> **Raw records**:
————————

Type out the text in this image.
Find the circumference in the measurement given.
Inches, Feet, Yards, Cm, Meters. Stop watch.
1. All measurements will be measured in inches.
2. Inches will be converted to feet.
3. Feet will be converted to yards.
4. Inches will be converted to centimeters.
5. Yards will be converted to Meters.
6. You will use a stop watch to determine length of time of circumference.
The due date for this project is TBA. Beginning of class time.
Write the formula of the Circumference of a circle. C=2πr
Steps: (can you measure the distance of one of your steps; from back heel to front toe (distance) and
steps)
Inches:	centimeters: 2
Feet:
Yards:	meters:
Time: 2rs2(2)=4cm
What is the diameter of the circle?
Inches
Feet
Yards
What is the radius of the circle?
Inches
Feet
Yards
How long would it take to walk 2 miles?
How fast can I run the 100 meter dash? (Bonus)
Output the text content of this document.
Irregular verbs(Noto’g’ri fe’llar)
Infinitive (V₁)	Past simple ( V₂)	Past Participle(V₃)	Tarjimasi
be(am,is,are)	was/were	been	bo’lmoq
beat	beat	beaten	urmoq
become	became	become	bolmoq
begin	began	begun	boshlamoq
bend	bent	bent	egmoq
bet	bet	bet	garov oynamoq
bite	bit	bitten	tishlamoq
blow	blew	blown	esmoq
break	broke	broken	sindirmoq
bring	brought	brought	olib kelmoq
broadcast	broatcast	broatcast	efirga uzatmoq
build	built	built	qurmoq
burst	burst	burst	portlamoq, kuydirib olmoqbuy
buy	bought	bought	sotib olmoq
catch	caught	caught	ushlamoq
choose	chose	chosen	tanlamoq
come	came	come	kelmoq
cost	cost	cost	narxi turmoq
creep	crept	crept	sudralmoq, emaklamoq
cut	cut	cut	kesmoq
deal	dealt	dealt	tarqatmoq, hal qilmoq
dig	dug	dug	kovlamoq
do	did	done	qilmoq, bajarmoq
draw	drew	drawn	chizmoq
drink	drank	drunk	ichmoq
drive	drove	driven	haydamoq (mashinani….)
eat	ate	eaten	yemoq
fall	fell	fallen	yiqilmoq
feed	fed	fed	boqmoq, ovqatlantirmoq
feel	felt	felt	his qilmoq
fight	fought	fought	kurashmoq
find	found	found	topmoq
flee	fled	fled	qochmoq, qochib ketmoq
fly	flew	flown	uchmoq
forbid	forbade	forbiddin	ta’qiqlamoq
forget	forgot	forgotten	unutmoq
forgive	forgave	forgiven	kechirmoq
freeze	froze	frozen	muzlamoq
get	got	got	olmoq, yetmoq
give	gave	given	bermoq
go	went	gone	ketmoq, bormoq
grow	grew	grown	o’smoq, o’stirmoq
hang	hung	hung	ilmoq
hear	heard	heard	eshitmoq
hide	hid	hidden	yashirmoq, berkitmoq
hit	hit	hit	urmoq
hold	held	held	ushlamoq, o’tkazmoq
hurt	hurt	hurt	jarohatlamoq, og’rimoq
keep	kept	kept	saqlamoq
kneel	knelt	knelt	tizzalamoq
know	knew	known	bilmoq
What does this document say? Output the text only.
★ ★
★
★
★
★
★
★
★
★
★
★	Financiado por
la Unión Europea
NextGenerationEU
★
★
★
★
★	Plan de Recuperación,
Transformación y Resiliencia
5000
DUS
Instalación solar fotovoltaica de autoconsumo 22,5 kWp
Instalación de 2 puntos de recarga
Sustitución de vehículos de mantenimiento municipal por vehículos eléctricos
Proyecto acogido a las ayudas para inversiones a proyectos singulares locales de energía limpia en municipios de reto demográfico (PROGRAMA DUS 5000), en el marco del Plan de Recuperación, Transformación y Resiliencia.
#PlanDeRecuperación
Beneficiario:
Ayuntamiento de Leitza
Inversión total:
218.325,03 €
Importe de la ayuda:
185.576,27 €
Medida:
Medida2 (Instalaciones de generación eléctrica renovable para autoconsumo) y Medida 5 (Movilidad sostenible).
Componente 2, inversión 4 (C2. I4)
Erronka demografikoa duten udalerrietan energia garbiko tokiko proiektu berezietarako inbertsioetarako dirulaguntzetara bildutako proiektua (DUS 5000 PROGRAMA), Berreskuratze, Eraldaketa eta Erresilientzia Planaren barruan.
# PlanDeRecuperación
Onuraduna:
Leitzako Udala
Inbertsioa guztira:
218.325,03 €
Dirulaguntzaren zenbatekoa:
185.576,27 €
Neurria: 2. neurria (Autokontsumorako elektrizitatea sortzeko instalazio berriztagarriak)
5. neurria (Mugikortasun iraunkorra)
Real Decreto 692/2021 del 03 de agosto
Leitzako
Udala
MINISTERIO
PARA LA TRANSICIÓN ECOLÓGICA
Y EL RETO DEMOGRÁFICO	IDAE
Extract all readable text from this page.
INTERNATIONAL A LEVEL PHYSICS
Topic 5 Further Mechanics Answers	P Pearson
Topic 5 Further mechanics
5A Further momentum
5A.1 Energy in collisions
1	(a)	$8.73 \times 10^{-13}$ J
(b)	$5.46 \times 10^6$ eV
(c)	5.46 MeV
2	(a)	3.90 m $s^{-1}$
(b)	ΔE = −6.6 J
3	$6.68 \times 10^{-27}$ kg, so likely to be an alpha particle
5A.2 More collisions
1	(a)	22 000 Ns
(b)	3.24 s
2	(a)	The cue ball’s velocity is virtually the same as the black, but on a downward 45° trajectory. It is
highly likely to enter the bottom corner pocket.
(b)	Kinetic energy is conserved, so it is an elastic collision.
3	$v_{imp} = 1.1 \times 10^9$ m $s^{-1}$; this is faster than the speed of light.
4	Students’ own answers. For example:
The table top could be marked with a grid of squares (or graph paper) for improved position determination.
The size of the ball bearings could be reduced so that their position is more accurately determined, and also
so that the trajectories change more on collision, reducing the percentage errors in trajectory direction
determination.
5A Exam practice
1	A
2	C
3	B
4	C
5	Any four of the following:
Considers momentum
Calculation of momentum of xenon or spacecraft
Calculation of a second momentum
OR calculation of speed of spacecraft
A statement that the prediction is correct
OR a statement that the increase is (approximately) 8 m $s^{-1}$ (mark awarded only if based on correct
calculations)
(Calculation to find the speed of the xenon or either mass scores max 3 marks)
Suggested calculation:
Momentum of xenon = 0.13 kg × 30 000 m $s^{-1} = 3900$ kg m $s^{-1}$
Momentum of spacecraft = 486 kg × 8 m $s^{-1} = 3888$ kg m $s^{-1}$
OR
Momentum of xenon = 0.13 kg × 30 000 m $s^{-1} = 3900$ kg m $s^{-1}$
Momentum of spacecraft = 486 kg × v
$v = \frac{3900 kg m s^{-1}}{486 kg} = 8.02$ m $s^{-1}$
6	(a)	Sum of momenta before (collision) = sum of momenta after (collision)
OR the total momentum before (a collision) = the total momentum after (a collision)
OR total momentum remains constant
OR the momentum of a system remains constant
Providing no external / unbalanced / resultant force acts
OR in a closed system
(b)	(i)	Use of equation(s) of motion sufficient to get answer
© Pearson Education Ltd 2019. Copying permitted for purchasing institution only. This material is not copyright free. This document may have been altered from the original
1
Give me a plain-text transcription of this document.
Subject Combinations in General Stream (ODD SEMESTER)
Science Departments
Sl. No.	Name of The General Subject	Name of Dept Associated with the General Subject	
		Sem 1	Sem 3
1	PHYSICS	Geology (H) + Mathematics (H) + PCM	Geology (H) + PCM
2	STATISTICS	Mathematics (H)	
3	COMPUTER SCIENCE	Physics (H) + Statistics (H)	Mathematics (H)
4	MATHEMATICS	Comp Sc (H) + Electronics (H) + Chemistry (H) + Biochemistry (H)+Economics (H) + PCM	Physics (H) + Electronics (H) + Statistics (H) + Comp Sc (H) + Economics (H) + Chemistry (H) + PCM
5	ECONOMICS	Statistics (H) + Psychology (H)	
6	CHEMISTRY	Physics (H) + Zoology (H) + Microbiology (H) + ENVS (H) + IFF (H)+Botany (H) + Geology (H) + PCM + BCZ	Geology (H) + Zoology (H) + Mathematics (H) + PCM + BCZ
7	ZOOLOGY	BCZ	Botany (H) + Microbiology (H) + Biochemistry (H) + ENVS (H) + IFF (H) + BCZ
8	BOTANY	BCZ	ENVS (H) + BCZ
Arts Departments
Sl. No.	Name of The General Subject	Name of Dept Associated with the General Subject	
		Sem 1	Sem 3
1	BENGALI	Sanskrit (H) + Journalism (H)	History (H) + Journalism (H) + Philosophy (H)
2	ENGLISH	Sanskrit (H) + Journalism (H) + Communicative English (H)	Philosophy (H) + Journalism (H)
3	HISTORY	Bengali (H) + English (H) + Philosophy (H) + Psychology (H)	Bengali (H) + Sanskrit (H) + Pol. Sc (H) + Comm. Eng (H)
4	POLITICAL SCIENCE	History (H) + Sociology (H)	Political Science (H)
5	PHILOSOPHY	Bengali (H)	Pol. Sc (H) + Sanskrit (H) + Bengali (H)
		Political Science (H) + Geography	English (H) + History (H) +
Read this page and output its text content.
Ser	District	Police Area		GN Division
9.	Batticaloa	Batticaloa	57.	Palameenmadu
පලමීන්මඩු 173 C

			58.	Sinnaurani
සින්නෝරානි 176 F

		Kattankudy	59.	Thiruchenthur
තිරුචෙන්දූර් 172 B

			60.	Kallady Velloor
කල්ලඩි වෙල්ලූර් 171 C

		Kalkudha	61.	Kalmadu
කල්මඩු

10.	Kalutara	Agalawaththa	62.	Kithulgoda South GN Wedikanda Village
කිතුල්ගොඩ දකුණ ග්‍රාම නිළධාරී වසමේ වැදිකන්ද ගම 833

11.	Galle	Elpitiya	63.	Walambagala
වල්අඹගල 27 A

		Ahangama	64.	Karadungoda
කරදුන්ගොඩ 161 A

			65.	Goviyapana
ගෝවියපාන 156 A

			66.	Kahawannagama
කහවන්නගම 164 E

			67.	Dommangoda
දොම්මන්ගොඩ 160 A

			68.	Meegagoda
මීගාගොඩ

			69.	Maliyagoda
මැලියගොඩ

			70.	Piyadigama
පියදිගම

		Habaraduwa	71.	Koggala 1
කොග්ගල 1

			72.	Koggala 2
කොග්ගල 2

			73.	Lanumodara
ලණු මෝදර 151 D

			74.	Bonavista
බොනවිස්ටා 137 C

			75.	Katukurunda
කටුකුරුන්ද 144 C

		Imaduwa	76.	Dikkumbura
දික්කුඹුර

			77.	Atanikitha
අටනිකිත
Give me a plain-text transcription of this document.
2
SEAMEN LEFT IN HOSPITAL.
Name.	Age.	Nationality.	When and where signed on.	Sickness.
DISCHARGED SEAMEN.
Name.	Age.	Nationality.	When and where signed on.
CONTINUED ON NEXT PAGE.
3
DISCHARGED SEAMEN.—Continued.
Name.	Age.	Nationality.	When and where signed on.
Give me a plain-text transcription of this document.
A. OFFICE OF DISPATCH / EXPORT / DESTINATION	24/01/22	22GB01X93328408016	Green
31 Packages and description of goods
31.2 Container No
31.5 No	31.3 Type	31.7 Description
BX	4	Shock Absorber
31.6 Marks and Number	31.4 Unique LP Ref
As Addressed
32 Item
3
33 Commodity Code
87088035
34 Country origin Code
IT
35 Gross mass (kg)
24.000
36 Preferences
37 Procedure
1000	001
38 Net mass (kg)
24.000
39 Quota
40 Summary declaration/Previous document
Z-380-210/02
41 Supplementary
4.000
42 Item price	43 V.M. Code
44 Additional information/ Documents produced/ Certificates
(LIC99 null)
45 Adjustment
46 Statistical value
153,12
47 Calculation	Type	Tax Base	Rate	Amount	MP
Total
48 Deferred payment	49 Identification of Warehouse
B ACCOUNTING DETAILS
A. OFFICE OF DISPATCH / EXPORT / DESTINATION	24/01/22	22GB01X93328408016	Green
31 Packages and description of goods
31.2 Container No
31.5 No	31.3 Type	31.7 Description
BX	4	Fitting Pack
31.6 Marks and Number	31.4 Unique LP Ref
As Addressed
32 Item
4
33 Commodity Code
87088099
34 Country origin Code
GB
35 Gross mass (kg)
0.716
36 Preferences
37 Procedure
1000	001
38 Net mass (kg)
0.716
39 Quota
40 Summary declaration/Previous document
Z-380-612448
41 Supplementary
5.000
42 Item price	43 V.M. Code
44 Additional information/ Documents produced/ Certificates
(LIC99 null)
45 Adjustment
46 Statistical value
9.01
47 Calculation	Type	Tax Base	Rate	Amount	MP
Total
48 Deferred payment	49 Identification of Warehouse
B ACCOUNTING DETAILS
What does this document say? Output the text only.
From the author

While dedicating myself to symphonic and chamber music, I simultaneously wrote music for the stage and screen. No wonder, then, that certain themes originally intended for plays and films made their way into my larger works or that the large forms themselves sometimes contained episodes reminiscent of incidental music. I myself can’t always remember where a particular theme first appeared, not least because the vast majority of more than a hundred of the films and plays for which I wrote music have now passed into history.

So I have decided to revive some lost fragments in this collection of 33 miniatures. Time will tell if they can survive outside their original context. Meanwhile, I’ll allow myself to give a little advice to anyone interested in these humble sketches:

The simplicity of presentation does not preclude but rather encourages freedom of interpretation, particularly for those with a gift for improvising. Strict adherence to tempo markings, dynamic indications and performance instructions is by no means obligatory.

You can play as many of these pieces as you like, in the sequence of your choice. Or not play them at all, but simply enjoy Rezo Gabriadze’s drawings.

————————

Using the records above, find and show each line with the string "Departments".

Science Departments
Arts Departments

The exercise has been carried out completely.